§ **Directions**:
Locate each line containing the string "purple" and copy it out.

§ **Entries supplied**:

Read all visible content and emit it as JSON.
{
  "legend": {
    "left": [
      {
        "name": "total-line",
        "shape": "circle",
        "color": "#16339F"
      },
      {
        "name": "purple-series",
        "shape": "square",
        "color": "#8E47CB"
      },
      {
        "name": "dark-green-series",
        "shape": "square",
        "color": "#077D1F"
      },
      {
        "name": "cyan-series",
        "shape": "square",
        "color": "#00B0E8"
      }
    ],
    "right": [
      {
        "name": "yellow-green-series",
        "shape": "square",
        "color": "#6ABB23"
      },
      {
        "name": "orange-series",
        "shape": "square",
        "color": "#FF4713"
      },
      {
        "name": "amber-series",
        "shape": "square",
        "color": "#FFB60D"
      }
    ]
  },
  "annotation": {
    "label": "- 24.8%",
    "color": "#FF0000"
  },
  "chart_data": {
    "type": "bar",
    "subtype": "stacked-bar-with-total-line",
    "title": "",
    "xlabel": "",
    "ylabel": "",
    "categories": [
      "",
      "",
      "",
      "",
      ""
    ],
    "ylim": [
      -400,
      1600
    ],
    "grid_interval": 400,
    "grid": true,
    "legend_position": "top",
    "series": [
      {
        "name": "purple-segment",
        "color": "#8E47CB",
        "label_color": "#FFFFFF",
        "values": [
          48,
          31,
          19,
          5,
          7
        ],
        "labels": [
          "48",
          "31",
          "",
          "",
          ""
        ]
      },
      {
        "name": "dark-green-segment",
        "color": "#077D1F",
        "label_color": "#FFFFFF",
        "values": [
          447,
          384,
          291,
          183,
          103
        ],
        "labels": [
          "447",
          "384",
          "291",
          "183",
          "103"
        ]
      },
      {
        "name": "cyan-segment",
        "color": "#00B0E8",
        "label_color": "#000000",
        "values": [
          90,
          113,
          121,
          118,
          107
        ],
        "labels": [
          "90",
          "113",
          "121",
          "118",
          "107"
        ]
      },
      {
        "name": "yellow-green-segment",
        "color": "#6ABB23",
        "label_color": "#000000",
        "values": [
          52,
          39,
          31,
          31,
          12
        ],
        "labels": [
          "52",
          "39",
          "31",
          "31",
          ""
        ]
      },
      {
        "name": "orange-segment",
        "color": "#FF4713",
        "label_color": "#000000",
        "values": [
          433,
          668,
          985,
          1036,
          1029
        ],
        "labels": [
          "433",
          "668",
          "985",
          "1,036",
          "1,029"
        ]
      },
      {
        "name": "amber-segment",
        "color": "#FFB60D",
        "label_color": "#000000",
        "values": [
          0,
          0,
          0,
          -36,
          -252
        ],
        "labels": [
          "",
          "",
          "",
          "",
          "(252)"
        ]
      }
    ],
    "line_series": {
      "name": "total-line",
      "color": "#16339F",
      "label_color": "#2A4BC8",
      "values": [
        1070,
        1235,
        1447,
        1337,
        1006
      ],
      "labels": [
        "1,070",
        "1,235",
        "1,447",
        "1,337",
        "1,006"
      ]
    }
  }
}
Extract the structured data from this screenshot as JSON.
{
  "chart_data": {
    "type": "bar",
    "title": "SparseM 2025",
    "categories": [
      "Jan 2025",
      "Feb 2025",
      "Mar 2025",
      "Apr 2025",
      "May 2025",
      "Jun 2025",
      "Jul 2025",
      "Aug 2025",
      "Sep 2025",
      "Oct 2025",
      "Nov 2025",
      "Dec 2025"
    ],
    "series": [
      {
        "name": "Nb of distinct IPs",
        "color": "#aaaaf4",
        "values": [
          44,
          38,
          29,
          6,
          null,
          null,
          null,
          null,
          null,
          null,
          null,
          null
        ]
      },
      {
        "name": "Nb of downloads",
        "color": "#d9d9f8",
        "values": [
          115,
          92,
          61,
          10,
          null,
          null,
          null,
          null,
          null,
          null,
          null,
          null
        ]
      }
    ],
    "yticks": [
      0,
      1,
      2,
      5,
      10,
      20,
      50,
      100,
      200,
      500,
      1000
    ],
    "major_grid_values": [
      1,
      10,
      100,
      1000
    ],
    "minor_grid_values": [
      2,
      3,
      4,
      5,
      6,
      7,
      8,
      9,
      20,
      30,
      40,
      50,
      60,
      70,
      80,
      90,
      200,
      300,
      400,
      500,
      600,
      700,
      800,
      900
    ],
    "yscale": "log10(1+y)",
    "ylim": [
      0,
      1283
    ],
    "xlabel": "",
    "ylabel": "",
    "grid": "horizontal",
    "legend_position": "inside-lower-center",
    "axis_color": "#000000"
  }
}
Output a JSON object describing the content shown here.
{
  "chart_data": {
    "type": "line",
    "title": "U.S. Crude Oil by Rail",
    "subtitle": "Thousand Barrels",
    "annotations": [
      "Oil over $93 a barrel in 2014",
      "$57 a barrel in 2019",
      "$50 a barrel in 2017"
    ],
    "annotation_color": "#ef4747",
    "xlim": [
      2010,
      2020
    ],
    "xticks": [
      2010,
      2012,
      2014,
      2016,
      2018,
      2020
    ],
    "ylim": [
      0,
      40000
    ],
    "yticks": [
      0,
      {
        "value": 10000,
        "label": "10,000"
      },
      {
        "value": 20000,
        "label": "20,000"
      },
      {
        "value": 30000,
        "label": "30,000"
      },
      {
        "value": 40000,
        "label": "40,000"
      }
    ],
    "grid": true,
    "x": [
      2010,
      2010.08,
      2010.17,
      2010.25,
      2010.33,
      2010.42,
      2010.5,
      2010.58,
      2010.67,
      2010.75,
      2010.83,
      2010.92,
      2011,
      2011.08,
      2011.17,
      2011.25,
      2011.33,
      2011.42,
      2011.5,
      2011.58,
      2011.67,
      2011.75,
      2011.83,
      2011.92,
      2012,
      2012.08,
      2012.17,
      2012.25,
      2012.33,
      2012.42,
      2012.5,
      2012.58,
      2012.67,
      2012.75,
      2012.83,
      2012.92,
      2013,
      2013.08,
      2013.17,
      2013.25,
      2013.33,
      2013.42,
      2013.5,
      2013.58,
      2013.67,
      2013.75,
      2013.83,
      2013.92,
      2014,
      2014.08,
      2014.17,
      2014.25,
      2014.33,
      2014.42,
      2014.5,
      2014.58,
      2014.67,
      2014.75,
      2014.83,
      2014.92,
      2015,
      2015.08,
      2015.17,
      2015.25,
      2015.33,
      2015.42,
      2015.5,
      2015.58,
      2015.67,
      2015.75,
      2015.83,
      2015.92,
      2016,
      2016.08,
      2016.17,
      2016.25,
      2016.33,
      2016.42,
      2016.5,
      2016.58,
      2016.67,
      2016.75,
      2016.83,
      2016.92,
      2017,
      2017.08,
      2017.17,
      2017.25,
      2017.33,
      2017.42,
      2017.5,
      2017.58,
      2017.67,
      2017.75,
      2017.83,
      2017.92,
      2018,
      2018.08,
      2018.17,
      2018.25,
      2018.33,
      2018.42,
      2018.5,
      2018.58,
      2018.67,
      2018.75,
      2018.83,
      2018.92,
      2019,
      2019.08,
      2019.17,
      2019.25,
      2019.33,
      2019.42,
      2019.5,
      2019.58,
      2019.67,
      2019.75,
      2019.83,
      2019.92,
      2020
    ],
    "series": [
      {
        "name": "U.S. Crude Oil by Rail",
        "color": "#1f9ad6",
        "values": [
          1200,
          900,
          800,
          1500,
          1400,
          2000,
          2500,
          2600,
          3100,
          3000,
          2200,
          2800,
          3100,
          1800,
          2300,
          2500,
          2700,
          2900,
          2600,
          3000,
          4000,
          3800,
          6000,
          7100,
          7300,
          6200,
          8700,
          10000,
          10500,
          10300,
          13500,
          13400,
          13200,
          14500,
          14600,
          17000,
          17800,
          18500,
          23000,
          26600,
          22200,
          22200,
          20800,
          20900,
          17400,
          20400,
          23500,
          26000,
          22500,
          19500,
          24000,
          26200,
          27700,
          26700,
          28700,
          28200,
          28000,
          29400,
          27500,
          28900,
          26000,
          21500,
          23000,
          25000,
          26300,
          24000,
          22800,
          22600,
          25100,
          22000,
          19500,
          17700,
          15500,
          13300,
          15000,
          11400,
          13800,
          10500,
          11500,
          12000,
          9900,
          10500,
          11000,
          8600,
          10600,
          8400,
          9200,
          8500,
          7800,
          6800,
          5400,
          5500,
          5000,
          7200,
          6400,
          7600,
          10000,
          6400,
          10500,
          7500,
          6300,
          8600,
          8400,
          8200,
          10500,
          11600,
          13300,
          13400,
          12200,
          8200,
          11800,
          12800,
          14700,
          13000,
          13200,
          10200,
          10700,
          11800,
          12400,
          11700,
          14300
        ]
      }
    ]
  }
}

§ **Written answer**:
        "name": "purple-series",
        "name": "purple-segment",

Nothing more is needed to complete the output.